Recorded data
= = = = =

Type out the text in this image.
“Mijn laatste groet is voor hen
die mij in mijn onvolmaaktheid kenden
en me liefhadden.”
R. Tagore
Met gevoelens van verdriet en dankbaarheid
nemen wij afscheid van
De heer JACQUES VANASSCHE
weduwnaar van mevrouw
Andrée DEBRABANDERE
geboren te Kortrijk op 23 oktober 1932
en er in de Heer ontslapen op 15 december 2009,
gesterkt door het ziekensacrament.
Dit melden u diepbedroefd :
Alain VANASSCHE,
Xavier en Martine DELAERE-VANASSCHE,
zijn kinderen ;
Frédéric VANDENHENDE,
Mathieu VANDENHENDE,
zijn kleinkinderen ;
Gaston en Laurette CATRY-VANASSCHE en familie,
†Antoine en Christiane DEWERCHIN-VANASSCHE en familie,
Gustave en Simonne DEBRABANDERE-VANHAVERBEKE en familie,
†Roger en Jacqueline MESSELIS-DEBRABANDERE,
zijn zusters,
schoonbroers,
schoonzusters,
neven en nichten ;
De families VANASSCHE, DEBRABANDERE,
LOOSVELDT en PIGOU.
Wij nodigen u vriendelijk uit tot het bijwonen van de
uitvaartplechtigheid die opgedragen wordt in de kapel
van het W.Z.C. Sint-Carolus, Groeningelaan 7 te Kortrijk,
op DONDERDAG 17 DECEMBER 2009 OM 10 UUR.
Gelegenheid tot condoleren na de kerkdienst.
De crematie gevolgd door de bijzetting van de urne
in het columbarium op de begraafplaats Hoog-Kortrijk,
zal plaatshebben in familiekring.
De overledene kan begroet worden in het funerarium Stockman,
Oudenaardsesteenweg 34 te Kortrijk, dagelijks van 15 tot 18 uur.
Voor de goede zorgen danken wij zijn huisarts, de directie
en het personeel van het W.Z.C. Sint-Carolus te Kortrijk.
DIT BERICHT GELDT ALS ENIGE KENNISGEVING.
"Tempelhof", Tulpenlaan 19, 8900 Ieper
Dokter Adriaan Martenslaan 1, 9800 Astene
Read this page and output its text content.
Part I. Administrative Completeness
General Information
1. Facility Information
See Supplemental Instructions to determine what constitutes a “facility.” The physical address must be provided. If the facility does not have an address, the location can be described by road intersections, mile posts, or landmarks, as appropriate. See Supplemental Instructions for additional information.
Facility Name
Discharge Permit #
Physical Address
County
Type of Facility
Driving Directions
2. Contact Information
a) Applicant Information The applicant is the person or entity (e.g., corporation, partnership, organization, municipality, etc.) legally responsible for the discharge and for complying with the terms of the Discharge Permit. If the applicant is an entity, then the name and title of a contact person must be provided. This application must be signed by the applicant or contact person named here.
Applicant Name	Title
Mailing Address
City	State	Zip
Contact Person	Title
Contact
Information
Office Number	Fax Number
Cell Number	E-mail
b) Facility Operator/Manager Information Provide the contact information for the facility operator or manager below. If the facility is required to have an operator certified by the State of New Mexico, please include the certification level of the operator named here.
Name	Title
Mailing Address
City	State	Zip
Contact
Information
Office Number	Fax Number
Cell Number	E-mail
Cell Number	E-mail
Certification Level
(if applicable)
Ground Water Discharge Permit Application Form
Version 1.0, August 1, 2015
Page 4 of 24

= = = = =

▶ STATED TASK
Print out every record again, exactly and in full.

▶ SOLUTION TO THE PROBLEM
Type out the text in this image.
“Mijn laatste groet is voor hen
die mij in mijn onvolmaaktheid kenden
en me liefhadden.”
R. Tagore
Met gevoelens van verdriet en dankbaarheid
nemen wij afscheid van
De heer JACQUES VANASSCHE
weduwnaar van mevrouw
Andrée DEBRABANDERE
geboren te Kortrijk op 23 oktober 1932
en er in de Heer ontslapen op 15 december 2009,
gesterkt door het ziekensacrament.
Dit melden u diepbedroefd :
Alain VANASSCHE,
Xavier en Martine DELAERE-VANASSCHE,
zijn kinderen ;
Frédéric VANDENHENDE,
Mathieu VANDENHENDE,
zijn kleinkinderen ;
Gaston en Laurette CATRY-VANASSCHE en familie,
†Antoine en Christiane DEWERCHIN-VANASSCHE en familie,
Gustave en Simonne DEBRABANDERE-VANHAVERBEKE en familie,
†Roger en Jacqueline MESSELIS-DEBRABANDERE,
zijn zusters,
schoonbroers,
schoonzusters,
neven en nichten ;
De families VANASSCHE, DEBRABANDERE,
LOOSVELDT en PIGOU.
Wij nodigen u vriendelijk uit tot het bijwonen van de
uitvaartplechtigheid die opgedragen wordt in de kapel
van het W.Z.C. Sint-Carolus, Groeningelaan 7 te Kortrijk,
op DONDERDAG 17 DECEMBER 2009 OM 10 UUR.
Gelegenheid tot condoleren na de kerkdienst.
De crematie gevolgd door de bijzetting van de urne
in het columbarium op de begraafplaats Hoog-Kortrijk,
zal plaatshebben in familiekring.
De overledene kan begroet worden in het funerarium Stockman,
Oudenaardsesteenweg 34 te Kortrijk, dagelijks van 15 tot 18 uur.
Voor de goede zorgen danken wij zijn huisarts, de directie
en het personeel van het W.Z.C. Sint-Carolus te Kortrijk.
DIT BERICHT GELDT ALS ENIGE KENNISGEVING.
"Tempelhof", Tulpenlaan 19, 8900 Ieper
Dokter Adriaan Martenslaan 1, 9800 Astene
Read this page and output its text content.
Part I. Administrative Completeness
General Information
1. Facility Information
See Supplemental Instructions to determine what constitutes a “facility.” The physical address must be provided. If the facility does not have an address, the location can be described by road intersections, mile posts, or landmarks, as appropriate. See Supplemental Instructions for additional information.
Facility Name
Discharge Permit #
Physical Address
County
Type of Facility
Driving Directions
2. Contact Information
a) Applicant Information The applicant is the person or entity (e.g., corporation, partnership, organization, municipality, etc.) legally responsible for the discharge and for complying with the terms of the Discharge Permit. If the applicant is an entity, then the name and title of a contact person must be provided. This application must be signed by the applicant or contact person named here.
Applicant Name	Title
Mailing Address
City	State	Zip
Contact Person	Title
Contact
Information
Office Number	Fax Number
Cell Number	E-mail
b) Facility Operator/Manager Information Provide the contact information for the facility operator or manager below. If the facility is required to have an operator certified by the State of New Mexico, please include the certification level of the operator named here.
Name	Title
Mailing Address
City	State	Zip
Contact
Information
Office Number	Fax Number
Cell Number	E-mail
Cell Number	E-mail
Certification Level
(if applicable)
Ground Water Discharge Permit Application Form
Version 1.0, August 1, 2015
Page 4 of 24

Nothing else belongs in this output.